## WHAT NEEDS TO BE DONE:
Scan the data beneath this task and copy each line that includes "field".
>>
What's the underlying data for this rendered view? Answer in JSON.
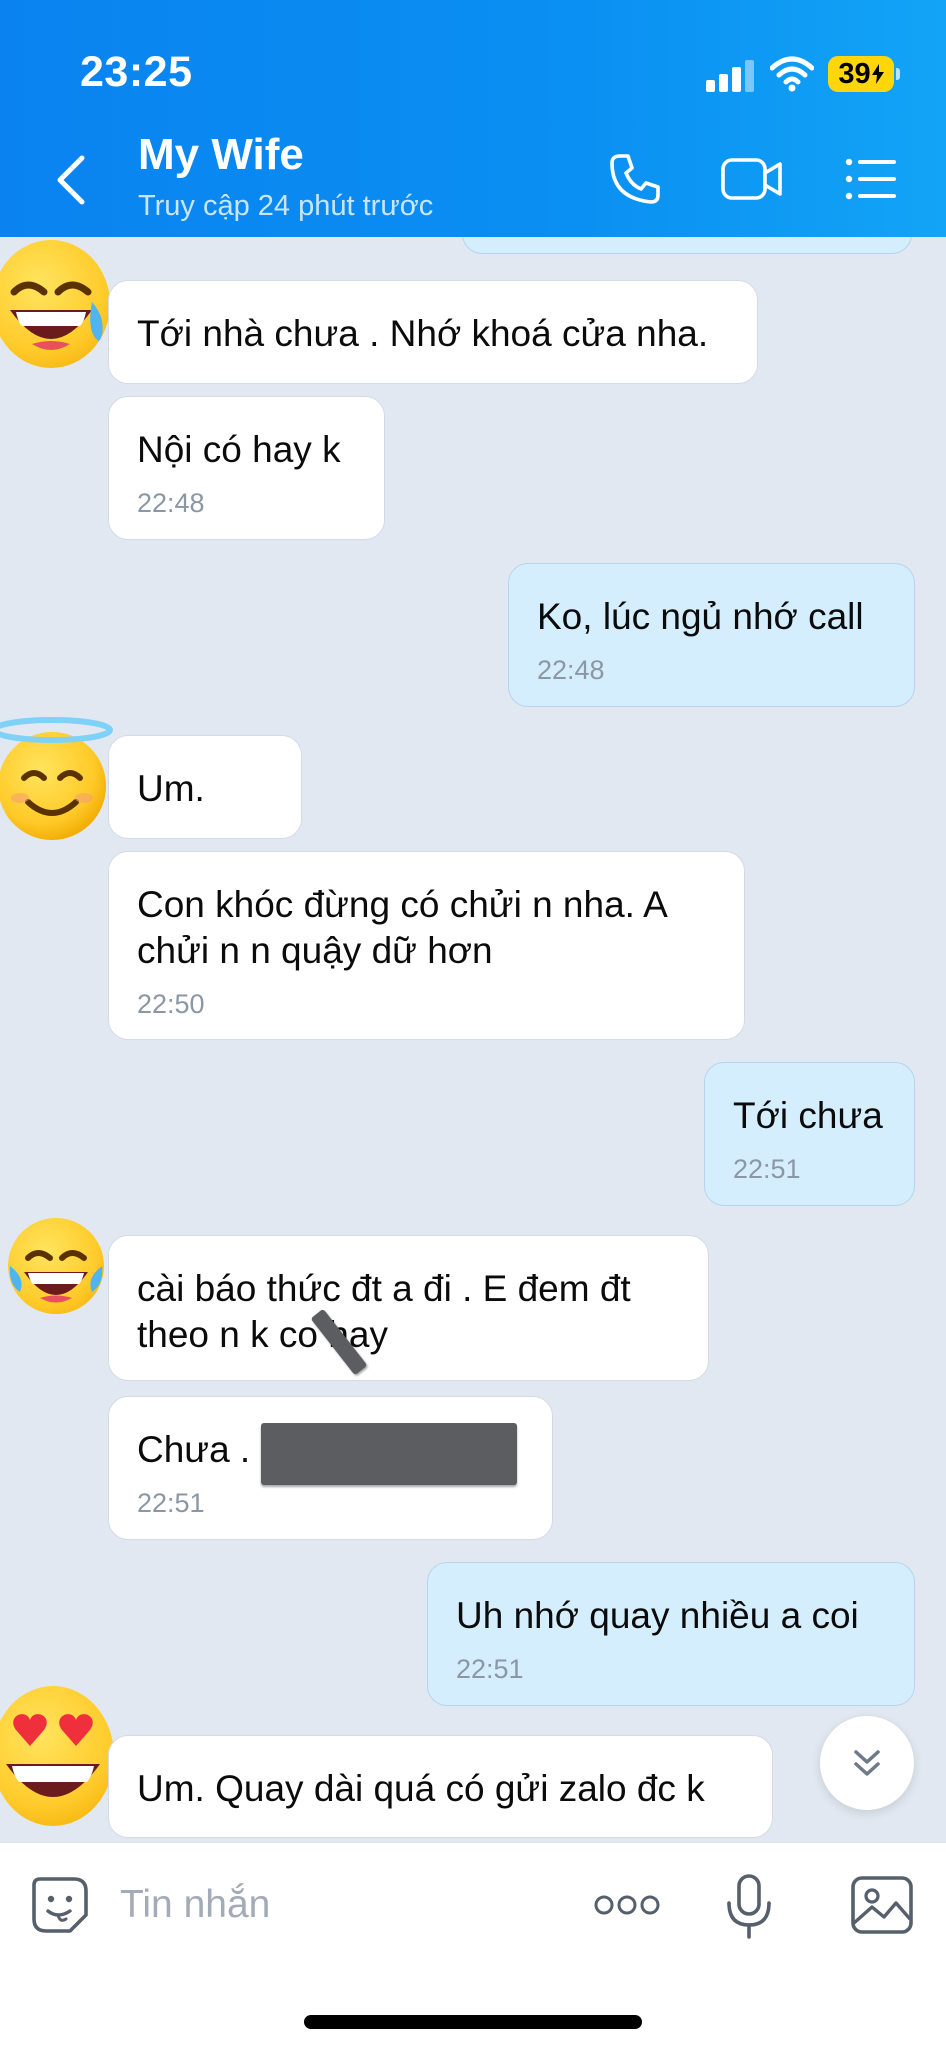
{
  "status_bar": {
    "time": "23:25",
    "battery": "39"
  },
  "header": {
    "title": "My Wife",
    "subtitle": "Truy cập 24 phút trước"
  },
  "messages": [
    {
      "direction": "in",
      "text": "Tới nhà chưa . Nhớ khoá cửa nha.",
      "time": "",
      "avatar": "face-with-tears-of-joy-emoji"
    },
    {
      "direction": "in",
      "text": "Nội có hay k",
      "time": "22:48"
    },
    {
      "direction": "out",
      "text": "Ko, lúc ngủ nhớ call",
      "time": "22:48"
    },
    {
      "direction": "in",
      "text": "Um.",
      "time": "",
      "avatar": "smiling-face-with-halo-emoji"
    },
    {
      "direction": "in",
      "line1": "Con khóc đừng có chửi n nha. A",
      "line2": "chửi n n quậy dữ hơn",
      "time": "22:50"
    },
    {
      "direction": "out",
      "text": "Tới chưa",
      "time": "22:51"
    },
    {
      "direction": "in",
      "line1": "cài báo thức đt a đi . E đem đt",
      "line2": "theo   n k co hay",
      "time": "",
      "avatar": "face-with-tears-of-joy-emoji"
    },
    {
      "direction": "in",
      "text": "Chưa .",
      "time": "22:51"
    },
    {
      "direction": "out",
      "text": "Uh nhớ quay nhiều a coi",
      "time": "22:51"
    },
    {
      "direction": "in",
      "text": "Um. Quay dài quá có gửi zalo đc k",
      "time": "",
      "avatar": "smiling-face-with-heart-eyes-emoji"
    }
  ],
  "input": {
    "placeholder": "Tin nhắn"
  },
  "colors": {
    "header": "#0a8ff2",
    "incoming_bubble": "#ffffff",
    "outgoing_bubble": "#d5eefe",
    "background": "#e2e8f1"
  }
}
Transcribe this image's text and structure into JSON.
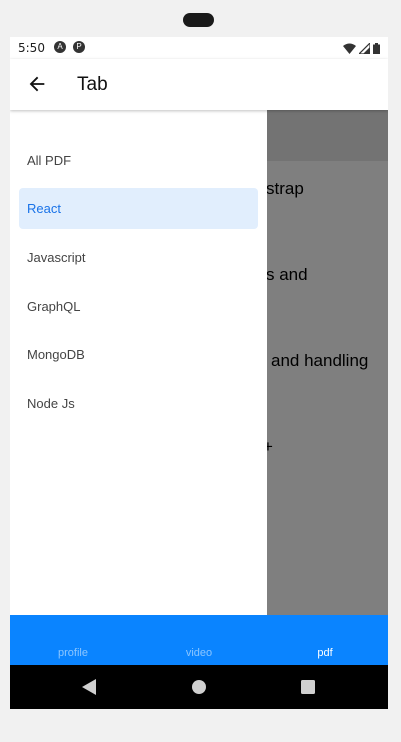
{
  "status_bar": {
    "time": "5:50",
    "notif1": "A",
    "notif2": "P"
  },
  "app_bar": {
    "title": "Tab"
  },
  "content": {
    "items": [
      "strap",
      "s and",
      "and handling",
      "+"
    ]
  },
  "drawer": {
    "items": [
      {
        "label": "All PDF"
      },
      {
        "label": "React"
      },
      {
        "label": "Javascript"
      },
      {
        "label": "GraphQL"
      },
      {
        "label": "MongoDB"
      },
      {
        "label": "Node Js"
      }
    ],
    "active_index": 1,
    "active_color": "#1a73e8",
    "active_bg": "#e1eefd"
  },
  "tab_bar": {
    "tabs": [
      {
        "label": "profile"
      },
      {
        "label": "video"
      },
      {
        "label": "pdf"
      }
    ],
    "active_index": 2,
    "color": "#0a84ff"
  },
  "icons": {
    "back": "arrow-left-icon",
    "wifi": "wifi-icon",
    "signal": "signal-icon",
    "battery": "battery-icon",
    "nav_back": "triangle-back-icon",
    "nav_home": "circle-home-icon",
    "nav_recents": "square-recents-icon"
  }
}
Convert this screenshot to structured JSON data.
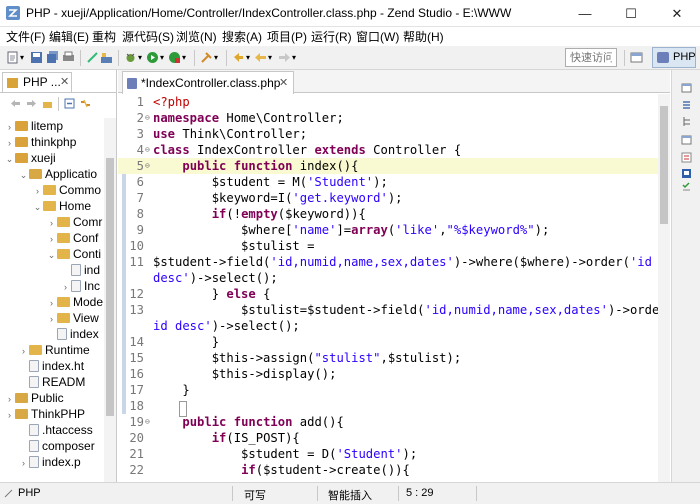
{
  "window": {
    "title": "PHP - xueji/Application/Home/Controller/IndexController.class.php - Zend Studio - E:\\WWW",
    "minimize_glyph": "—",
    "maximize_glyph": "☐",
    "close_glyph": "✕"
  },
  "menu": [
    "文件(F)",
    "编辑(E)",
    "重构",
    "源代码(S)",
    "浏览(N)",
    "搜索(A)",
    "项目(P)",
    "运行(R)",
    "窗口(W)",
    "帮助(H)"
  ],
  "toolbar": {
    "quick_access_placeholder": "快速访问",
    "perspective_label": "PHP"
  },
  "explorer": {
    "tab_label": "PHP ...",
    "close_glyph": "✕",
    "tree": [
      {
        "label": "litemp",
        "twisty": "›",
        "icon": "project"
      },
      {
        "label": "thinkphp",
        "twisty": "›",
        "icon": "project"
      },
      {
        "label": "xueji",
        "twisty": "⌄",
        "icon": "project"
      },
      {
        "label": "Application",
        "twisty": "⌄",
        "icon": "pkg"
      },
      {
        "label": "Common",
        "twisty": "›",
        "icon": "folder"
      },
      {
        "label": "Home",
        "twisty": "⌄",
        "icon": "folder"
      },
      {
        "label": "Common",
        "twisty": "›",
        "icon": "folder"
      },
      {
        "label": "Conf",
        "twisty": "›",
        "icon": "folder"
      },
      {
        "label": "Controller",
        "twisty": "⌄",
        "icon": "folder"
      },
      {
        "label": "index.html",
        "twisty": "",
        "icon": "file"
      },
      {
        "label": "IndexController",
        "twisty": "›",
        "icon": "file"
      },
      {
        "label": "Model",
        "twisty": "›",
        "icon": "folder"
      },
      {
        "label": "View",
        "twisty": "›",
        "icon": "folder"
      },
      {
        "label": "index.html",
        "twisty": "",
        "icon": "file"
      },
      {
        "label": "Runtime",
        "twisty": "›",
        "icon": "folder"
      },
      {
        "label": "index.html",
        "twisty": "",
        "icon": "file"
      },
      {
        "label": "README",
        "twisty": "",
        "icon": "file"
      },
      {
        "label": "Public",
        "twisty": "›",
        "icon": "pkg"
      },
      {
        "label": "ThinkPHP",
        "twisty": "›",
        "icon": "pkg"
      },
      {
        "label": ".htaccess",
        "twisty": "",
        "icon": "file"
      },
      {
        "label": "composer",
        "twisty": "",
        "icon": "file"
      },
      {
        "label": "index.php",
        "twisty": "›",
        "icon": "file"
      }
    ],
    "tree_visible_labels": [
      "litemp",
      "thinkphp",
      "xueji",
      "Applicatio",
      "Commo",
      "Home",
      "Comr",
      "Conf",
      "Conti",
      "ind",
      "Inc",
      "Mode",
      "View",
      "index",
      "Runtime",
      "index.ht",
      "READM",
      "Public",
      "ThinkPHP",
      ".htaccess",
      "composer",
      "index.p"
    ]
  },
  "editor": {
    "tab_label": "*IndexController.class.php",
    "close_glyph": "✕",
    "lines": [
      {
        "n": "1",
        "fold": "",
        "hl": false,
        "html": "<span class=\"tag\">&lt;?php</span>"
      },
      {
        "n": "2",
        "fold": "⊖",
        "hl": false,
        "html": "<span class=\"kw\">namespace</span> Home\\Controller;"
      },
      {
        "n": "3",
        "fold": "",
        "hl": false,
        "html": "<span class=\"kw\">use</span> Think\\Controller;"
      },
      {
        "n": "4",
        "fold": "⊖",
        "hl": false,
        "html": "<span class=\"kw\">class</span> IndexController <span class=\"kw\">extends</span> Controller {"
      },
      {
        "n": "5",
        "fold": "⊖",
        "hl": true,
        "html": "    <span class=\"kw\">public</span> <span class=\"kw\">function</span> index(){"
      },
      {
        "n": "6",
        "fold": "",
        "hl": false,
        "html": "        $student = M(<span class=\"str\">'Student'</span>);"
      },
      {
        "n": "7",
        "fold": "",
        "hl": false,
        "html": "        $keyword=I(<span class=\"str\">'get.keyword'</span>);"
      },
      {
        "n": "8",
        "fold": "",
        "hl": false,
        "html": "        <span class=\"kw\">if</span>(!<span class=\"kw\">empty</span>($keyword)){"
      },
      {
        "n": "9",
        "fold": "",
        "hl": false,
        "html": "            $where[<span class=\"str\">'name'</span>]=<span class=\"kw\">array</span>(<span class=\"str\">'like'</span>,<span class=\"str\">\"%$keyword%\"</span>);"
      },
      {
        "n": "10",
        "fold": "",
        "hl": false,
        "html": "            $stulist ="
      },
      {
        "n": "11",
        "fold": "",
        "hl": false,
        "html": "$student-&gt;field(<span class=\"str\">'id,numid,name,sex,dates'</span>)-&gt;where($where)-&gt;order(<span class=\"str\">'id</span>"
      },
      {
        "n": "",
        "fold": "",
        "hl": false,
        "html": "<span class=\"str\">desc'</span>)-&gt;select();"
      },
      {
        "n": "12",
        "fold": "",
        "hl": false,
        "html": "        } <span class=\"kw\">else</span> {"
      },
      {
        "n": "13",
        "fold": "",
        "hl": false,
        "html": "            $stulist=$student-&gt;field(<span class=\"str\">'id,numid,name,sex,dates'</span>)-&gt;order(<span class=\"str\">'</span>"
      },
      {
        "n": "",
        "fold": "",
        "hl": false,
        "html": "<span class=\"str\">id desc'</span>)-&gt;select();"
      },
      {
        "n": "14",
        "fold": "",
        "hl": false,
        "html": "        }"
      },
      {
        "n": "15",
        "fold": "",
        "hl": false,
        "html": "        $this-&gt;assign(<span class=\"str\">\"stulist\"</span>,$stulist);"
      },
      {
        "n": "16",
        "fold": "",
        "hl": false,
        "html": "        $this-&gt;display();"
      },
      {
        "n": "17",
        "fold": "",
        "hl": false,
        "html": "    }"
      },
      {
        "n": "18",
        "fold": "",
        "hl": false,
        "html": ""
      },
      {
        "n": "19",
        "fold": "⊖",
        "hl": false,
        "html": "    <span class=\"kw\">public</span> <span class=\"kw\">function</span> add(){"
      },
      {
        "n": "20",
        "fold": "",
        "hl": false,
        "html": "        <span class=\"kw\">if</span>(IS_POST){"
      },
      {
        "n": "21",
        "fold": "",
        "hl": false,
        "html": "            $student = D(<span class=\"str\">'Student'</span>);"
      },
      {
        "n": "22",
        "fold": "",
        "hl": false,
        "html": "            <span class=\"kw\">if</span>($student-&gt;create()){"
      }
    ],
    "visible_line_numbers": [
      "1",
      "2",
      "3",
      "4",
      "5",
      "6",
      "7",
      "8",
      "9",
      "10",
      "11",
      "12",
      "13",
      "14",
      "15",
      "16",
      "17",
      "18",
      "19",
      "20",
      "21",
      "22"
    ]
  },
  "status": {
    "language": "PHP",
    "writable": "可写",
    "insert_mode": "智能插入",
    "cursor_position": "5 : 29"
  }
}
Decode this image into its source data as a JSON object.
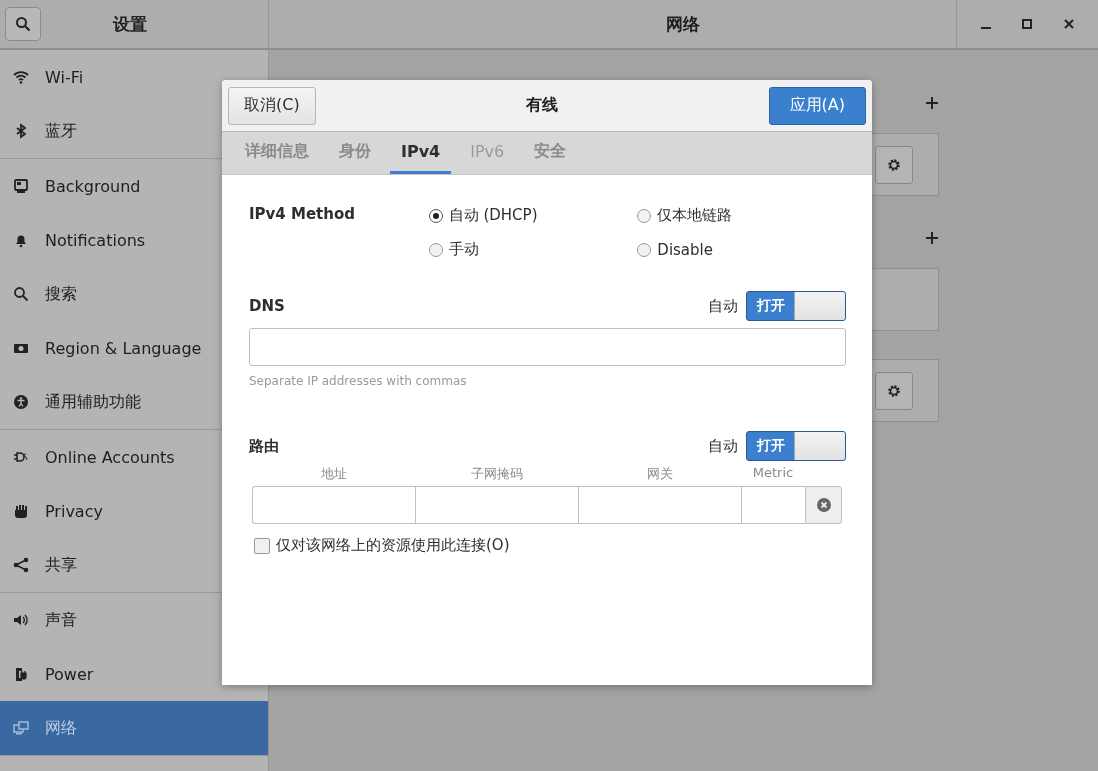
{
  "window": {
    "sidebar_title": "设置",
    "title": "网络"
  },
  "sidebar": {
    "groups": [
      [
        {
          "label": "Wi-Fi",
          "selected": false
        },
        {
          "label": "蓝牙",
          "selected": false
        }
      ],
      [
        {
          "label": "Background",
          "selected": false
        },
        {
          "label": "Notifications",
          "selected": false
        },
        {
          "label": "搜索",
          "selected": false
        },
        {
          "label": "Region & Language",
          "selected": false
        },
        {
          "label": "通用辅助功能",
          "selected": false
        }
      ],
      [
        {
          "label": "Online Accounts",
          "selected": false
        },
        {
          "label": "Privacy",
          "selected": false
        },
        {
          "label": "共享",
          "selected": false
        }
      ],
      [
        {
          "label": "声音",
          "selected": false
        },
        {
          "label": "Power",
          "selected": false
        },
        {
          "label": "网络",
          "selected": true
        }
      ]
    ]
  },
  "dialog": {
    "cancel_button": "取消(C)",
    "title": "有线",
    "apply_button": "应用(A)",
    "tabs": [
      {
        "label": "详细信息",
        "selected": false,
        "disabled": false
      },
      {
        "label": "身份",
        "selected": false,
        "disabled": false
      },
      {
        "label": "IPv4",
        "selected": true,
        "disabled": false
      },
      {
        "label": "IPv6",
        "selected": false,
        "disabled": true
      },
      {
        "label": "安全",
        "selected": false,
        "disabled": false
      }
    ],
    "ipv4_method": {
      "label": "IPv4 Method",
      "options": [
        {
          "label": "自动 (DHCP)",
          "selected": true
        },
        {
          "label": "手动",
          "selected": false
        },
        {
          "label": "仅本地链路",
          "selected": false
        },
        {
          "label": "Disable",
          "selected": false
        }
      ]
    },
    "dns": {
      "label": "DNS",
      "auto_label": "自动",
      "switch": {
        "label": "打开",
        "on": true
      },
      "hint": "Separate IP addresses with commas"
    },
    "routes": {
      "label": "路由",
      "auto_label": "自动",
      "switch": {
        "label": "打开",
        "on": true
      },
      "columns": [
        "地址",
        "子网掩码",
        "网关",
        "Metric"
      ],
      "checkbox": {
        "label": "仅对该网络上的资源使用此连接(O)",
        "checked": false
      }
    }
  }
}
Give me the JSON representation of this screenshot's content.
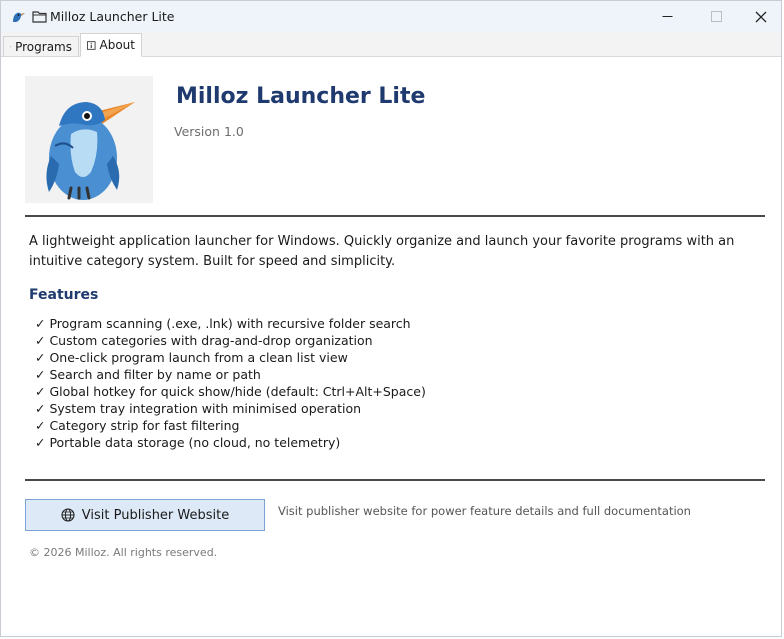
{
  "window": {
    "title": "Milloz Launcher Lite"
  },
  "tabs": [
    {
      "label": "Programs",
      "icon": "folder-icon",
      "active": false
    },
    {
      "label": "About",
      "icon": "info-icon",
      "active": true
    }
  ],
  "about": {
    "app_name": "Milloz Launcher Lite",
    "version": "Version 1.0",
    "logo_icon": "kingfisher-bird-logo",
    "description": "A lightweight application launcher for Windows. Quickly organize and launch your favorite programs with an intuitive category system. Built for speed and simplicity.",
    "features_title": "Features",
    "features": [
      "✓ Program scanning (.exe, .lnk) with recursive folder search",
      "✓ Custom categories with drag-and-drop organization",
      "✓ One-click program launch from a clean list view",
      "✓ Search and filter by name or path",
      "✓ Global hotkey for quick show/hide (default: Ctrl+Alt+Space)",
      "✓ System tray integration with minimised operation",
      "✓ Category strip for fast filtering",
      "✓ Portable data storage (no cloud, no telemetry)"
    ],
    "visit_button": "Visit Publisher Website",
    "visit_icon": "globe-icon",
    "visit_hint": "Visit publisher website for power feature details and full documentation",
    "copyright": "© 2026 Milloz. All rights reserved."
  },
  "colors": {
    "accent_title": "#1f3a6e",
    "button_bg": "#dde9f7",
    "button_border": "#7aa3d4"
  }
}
<<
## THE OUTPUT:
        "html": "$student-&gt;field(<span class=\"str\">'id,numid,name,sex,dates'</span>)-&gt;where($where)-&gt;order(<span class=\"str\">'id</span>"
        "html": "            $stulist=$student-&gt;field(<span class=\"str\">'id,numid,name,sex,dates'</span>)-&gt;order(<span class=\"str\">'</span>"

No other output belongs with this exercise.